### [Task brief]
The exercise asks for every line of the data to be reproduced exactly.

### [Extracted information]
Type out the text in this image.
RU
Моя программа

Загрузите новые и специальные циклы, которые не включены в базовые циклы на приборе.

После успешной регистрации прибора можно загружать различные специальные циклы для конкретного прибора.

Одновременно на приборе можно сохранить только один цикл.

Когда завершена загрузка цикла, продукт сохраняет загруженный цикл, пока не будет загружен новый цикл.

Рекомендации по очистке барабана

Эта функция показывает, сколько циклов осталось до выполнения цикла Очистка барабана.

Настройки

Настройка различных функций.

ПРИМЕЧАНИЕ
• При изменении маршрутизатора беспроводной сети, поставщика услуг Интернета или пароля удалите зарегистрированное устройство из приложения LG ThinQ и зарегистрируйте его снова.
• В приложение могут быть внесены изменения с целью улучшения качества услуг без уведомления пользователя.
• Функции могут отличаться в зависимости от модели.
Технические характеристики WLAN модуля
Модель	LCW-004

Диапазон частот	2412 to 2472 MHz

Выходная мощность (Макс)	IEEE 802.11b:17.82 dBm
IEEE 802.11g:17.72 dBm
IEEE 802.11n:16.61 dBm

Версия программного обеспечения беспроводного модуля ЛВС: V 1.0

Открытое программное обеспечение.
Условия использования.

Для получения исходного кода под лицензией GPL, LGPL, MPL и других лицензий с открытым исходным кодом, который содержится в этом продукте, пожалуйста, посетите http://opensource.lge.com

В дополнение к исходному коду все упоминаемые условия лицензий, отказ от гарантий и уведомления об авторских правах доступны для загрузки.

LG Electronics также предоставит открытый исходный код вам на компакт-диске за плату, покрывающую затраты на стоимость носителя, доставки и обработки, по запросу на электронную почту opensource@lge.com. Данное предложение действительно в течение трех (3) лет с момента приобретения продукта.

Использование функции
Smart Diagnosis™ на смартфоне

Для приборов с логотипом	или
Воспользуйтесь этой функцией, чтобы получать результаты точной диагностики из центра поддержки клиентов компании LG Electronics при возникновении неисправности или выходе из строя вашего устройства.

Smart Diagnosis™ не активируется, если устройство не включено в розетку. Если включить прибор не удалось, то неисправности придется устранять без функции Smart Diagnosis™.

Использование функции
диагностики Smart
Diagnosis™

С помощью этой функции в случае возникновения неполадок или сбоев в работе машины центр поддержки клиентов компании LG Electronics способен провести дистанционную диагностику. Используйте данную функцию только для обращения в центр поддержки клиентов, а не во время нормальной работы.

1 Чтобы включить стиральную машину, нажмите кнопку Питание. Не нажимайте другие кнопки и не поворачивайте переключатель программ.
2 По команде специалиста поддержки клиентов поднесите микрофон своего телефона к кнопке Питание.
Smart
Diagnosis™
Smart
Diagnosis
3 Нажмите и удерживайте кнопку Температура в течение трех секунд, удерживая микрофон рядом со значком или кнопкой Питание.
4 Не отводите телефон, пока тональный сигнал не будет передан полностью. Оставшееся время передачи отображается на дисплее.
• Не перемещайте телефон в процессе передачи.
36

### [Task answer]
Type out the text in this image.
RU
Моя программа

Загрузите новые и специальные циклы, которые не включены в базовые циклы на приборе.

После успешной регистрации прибора можно загружать различные специальные циклы для конкретного прибора.

Одновременно на приборе можно сохранить только один цикл.

Когда завершена загрузка цикла, продукт сохраняет загруженный цикл, пока не будет загружен новый цикл.

Рекомендации по очистке барабана

Эта функция показывает, сколько циклов осталось до выполнения цикла Очистка барабана.

Настройки

Настройка различных функций.

ПРИМЕЧАНИЕ
• При изменении маршрутизатора беспроводной сети, поставщика услуг Интернета или пароля удалите зарегистрированное устройство из приложения LG ThinQ и зарегистрируйте его снова.
• В приложение могут быть внесены изменения с целью улучшения качества услуг без уведомления пользователя.
• Функции могут отличаться в зависимости от модели.
Технические характеристики WLAN модуля
Модель	LCW-004

Диапазон частот	2412 to 2472 MHz

Выходная мощность (Макс)	IEEE 802.11b:17.82 dBm
IEEE 802.11g:17.72 dBm
IEEE 802.11n:16.61 dBm

Версия программного обеспечения беспроводного модуля ЛВС: V 1.0

Открытое программное обеспечение.
Условия использования.

Для получения исходного кода под лицензией GPL, LGPL, MPL и других лицензий с открытым исходным кодом, который содержится в этом продукте, пожалуйста, посетите http://opensource.lge.com

В дополнение к исходному коду все упоминаемые условия лицензий, отказ от гарантий и уведомления об авторских правах доступны для загрузки.

LG Electronics также предоставит открытый исходный код вам на компакт-диске за плату, покрывающую затраты на стоимость носителя, доставки и обработки, по запросу на электронную почту opensource@lge.com. Данное предложение действительно в течение трех (3) лет с момента приобретения продукта.

Использование функции
Smart Diagnosis™ на смартфоне

Для приборов с логотипом	или
Воспользуйтесь этой функцией, чтобы получать результаты точной диагностики из центра поддержки клиентов компании LG Electronics при возникновении неисправности или выходе из строя вашего устройства.

Smart Diagnosis™ не активируется, если устройство не включено в розетку. Если включить прибор не удалось, то неисправности придется устранять без функции Smart Diagnosis™.

Использование функции
диагностики Smart
Diagnosis™

С помощью этой функции в случае возникновения неполадок или сбоев в работе машины центр поддержки клиентов компании LG Electronics способен провести дистанционную диагностику. Используйте данную функцию только для обращения в центр поддержки клиентов, а не во время нормальной работы.

1 Чтобы включить стиральную машину, нажмите кнопку Питание. Не нажимайте другие кнопки и не поворачивайте переключатель программ.
2 По команде специалиста поддержки клиентов поднесите микрофон своего телефона к кнопке Питание.
Smart
Diagnosis™
Smart
Diagnosis
3 Нажмите и удерживайте кнопку Температура в течение трех секунд, удерживая микрофон рядом со значком или кнопкой Питание.
4 Не отводите телефон, пока тональный сигнал не будет передан полностью. Оставшееся время передачи отображается на дисплее.
• Не перемещайте телефон в процессе передачи.
36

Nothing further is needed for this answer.